Task to complete: Show all lines from the data that include the word "flower".

Begin Supplied records

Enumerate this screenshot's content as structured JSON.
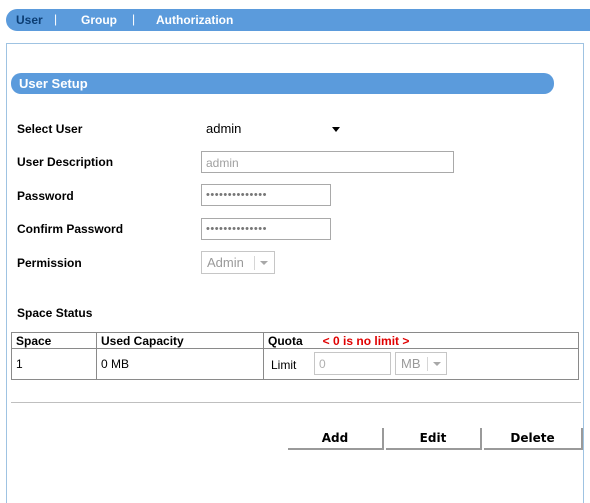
{
  "tabs": [
    {
      "label": "User",
      "active": true
    },
    {
      "label": "Group",
      "active": false
    },
    {
      "label": "Authorization",
      "active": false
    }
  ],
  "tab_separator": "|",
  "section": {
    "title": "User Setup"
  },
  "form": {
    "select_user": {
      "label": "Select User",
      "value": "admin"
    },
    "user_description": {
      "label": "User Description",
      "value": "admin"
    },
    "password": {
      "label": "Password",
      "value": "••••••••••••••"
    },
    "confirm_password": {
      "label": "Confirm Password",
      "value": "••••••••••••••"
    },
    "permission": {
      "label": "Permission",
      "value": "Admin"
    }
  },
  "space_status": {
    "title": "Space Status",
    "headers": {
      "space": "Space",
      "used": "Used Capacity",
      "quota": "Quota",
      "quota_note": "< 0 is no limit >"
    },
    "row": {
      "space": "1",
      "used": "0 MB",
      "limit_label": "Limit",
      "limit_placeholder": "0",
      "unit": "MB"
    }
  },
  "buttons": {
    "add": "Add",
    "edit": "Edit",
    "delete": "Delete"
  },
  "colors": {
    "accent": "#5b9bdc",
    "active_tab": "#0c3d73",
    "warning": "#e00000"
  }
}
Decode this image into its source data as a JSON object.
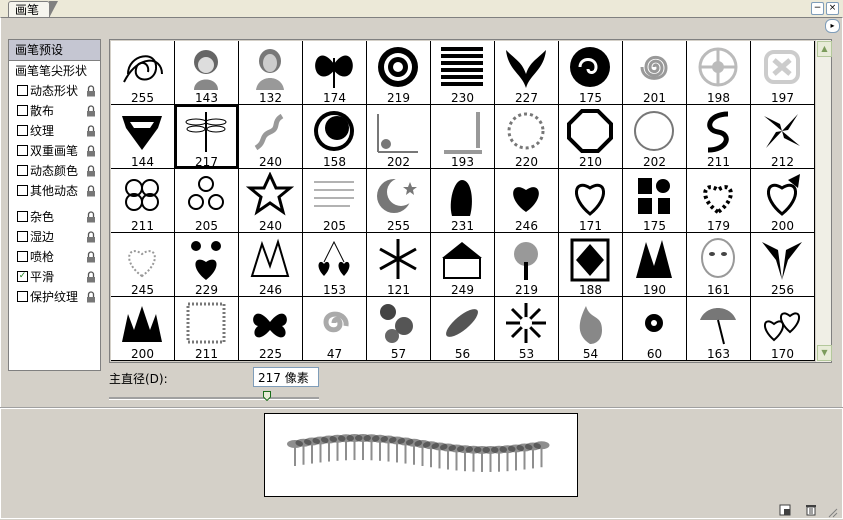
{
  "window": {
    "tab_label": "画笔",
    "minimize_label": "−",
    "close_label": "×",
    "menu_arrow_label": "▸"
  },
  "sidebar": {
    "items": [
      {
        "label": "画笔预设",
        "type": "selected"
      },
      {
        "label": "画笔笔尖形状",
        "type": "plain"
      },
      {
        "label": "动态形状",
        "type": "check",
        "checked": false,
        "lock": true
      },
      {
        "label": "散布",
        "type": "check",
        "checked": false,
        "lock": true
      },
      {
        "label": "纹理",
        "type": "check",
        "checked": false,
        "lock": true
      },
      {
        "label": "双重画笔",
        "type": "check",
        "checked": false,
        "lock": true
      },
      {
        "label": "动态颜色",
        "type": "check",
        "checked": false,
        "lock": true
      },
      {
        "label": "其他动态",
        "type": "check",
        "checked": false,
        "lock": true
      },
      {
        "label": "杂色",
        "type": "check",
        "checked": false,
        "lock": true
      },
      {
        "label": "湿边",
        "type": "check",
        "checked": false,
        "lock": true
      },
      {
        "label": "喷枪",
        "type": "check",
        "checked": false,
        "lock": true
      },
      {
        "label": "平滑",
        "type": "check",
        "checked": true,
        "lock": true
      },
      {
        "label": "保护纹理",
        "type": "check",
        "checked": false,
        "lock": true
      }
    ]
  },
  "brushes": [
    {
      "size": "255",
      "icon": "spiral-lines"
    },
    {
      "size": "143",
      "icon": "girl-portrait"
    },
    {
      "size": "132",
      "icon": "woman-portrait"
    },
    {
      "size": "174",
      "icon": "butterfly"
    },
    {
      "size": "219",
      "icon": "concentric-rings"
    },
    {
      "size": "230",
      "icon": "horizontal-stripes"
    },
    {
      "size": "227",
      "icon": "tribal-ornament"
    },
    {
      "size": "175",
      "icon": "yin-yang-swirl"
    },
    {
      "size": "201",
      "icon": "spiral"
    },
    {
      "size": "198",
      "icon": "celtic-knot"
    },
    {
      "size": "197",
      "icon": "celtic-cross"
    },
    {
      "size": "144",
      "icon": "superman-logo"
    },
    {
      "size": "217",
      "icon": "dragonfly",
      "selected": true
    },
    {
      "size": "240",
      "icon": "wavy-smoke"
    },
    {
      "size": "158",
      "icon": "crescent-circle"
    },
    {
      "size": "202",
      "icon": "floral-corner"
    },
    {
      "size": "193",
      "icon": "frame-corner"
    },
    {
      "size": "220",
      "icon": "flower-wreath"
    },
    {
      "size": "210",
      "icon": "octagon-frame"
    },
    {
      "size": "202",
      "icon": "round-frame"
    },
    {
      "size": "211",
      "icon": "swirl-s"
    },
    {
      "size": "212",
      "icon": "tribal-pinwheel"
    },
    {
      "size": "211",
      "icon": "four-knot"
    },
    {
      "size": "205",
      "icon": "triple-spiral"
    },
    {
      "size": "240",
      "icon": "star-knot"
    },
    {
      "size": "205",
      "icon": "handwriting"
    },
    {
      "size": "255",
      "icon": "moon-star"
    },
    {
      "size": "231",
      "icon": "couple-silhouette"
    },
    {
      "size": "246",
      "icon": "love-heart-text"
    },
    {
      "size": "171",
      "icon": "heart-swirl"
    },
    {
      "size": "175",
      "icon": "love-letters"
    },
    {
      "size": "179",
      "icon": "heart-dots"
    },
    {
      "size": "200",
      "icon": "heart-bow"
    },
    {
      "size": "245",
      "icon": "dotted-heart"
    },
    {
      "size": "229",
      "icon": "flower-heart"
    },
    {
      "size": "246",
      "icon": "leafy-scribble"
    },
    {
      "size": "153",
      "icon": "cherries"
    },
    {
      "size": "121",
      "icon": "snowflake"
    },
    {
      "size": "249",
      "icon": "temple-scene"
    },
    {
      "size": "219",
      "icon": "tree-scene"
    },
    {
      "size": "188",
      "icon": "aztec-pattern"
    },
    {
      "size": "190",
      "icon": "shattered-glass"
    },
    {
      "size": "161",
      "icon": "woman-face"
    },
    {
      "size": "256",
      "icon": "tribal-wings"
    },
    {
      "size": "200",
      "icon": "spiky-crown"
    },
    {
      "size": "211",
      "icon": "square-frame"
    },
    {
      "size": "225",
      "icon": "butterfly-tribal"
    },
    {
      "size": "47",
      "icon": "soft-swirl"
    },
    {
      "size": "57",
      "icon": "soft-blobs"
    },
    {
      "size": "56",
      "icon": "soft-leaves"
    },
    {
      "size": "53",
      "icon": "sunburst"
    },
    {
      "size": "54",
      "icon": "soft-flame"
    },
    {
      "size": "60",
      "icon": "small-flower"
    },
    {
      "size": "163",
      "icon": "parasol-tree"
    },
    {
      "size": "170",
      "icon": "triple-hearts"
    }
  ],
  "diameter": {
    "label": "主直径(D):",
    "value": "217 像素",
    "slider_fraction": 0.75
  },
  "scrollbar": {
    "up_label": "▲",
    "down_label": "▼"
  }
}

End Supplied records

Answer to this task:
      "icon": "flower-wreath"
      "icon": "flower-heart"
      "icon": "small-flower"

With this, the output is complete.